> Stored entries:

=-=-=

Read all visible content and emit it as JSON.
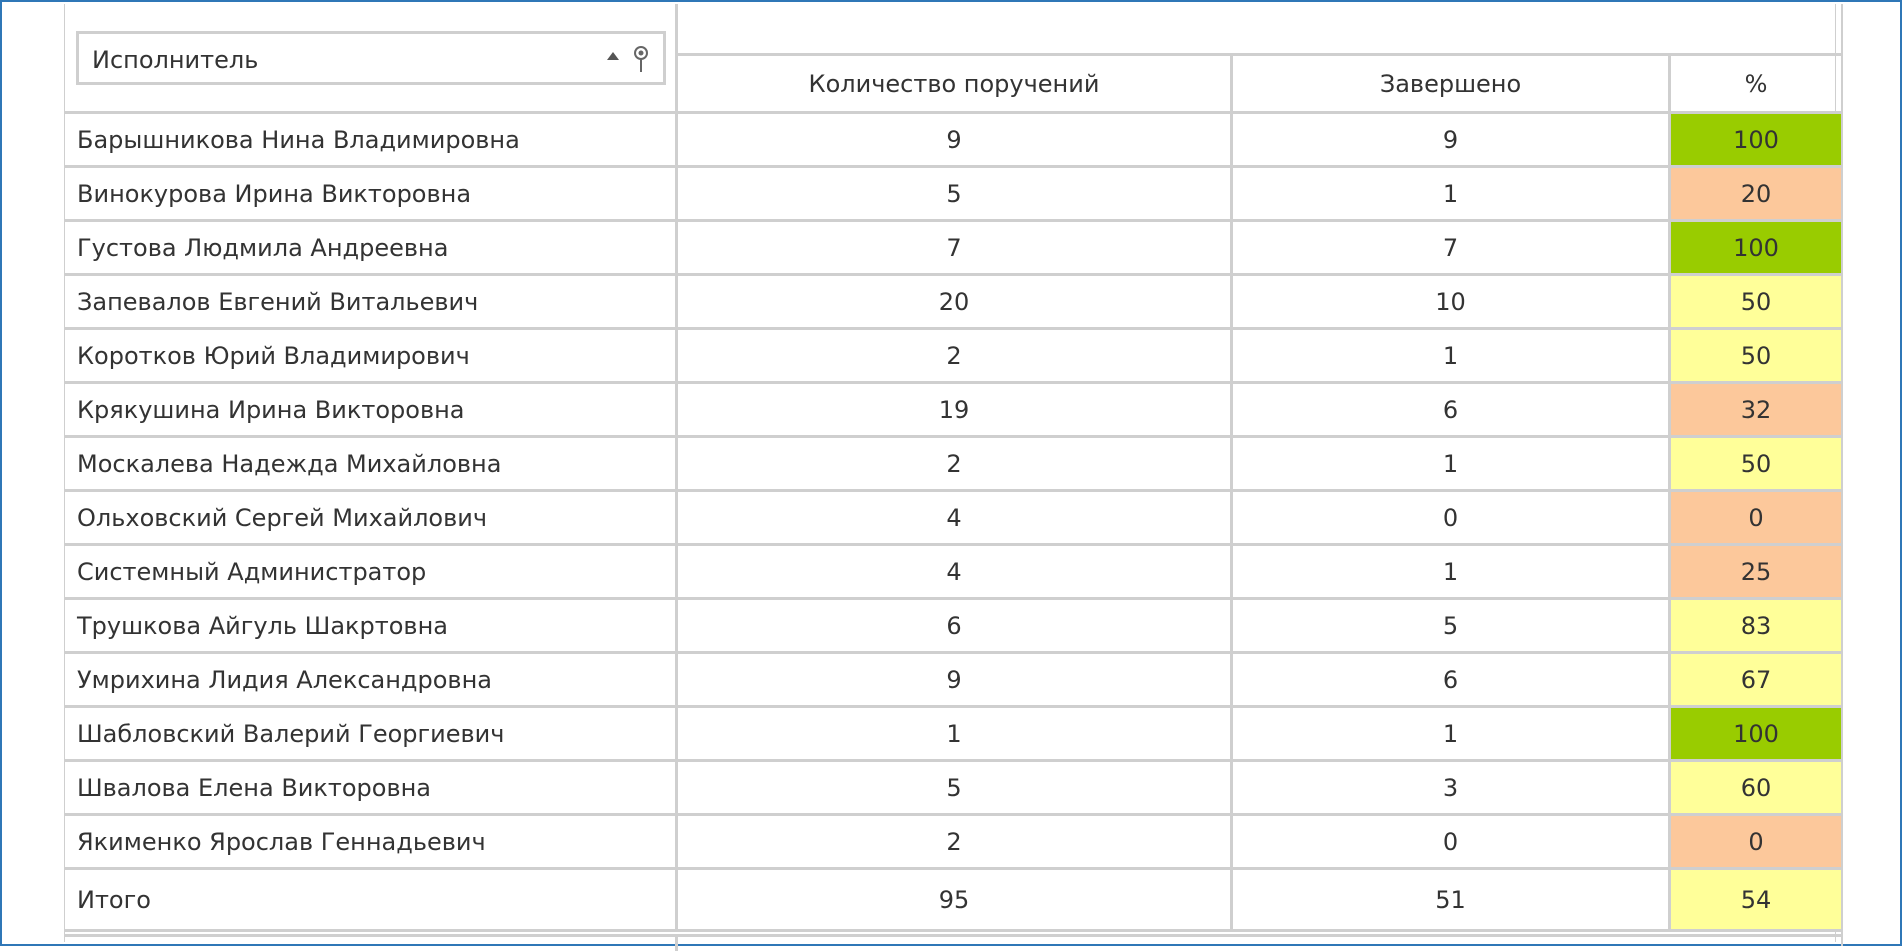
{
  "filter": {
    "label": "Исполнитель"
  },
  "columns": {
    "count": "Количество поручений",
    "done": "Завершено",
    "pct": "%"
  },
  "colors": {
    "green": "#99cc00",
    "orange": "#fcc89b",
    "yellow": "#ffff99",
    "grid": "#cfcfcf",
    "frame": "#2f77b7"
  },
  "rows": [
    {
      "name": "Барышникова Нина Владимировна",
      "count": "9",
      "done": "9",
      "pct": "100",
      "level": "green"
    },
    {
      "name": "Винокурова Ирина Викторовна",
      "count": "5",
      "done": "1",
      "pct": "20",
      "level": "orange"
    },
    {
      "name": "Густова Людмила Андреевна",
      "count": "7",
      "done": "7",
      "pct": "100",
      "level": "green"
    },
    {
      "name": "Запевалов Евгений Витальевич",
      "count": "20",
      "done": "10",
      "pct": "50",
      "level": "yellow"
    },
    {
      "name": "Коротков Юрий Владимирович",
      "count": "2",
      "done": "1",
      "pct": "50",
      "level": "yellow"
    },
    {
      "name": "Крякушина Ирина Викторовна",
      "count": "19",
      "done": "6",
      "pct": "32",
      "level": "orange"
    },
    {
      "name": "Москалева Надежда Михайловна",
      "count": "2",
      "done": "1",
      "pct": "50",
      "level": "yellow"
    },
    {
      "name": "Ольховский Сергей Михайлович",
      "count": "4",
      "done": "0",
      "pct": "0",
      "level": "orange"
    },
    {
      "name": "Системный Администратор",
      "count": "4",
      "done": "1",
      "pct": "25",
      "level": "orange"
    },
    {
      "name": "Трушкова Айгуль Шакртовна",
      "count": "6",
      "done": "5",
      "pct": "83",
      "level": "yellow"
    },
    {
      "name": "Умрихина Лидия Александровна",
      "count": "9",
      "done": "6",
      "pct": "67",
      "level": "yellow"
    },
    {
      "name": "Шабловский Валерий Георгиевич",
      "count": "1",
      "done": "1",
      "pct": "100",
      "level": "green"
    },
    {
      "name": "Швалова Елена Викторовна",
      "count": "5",
      "done": "3",
      "pct": "60",
      "level": "yellow"
    },
    {
      "name": "Якименко Ярослав Геннадьевич",
      "count": "2",
      "done": "0",
      "pct": "0",
      "level": "orange"
    }
  ],
  "total": {
    "name": "Итого",
    "count": "95",
    "done": "51",
    "pct": "54",
    "level": "yellow"
  }
}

=-=-=

Return each full line of the entries that contains the word "Ирина".

> PROBLEM SOLUTION:
      "name": "Винокурова Ирина Викторовна",
      "name": "Крякушина Ирина Викторовна",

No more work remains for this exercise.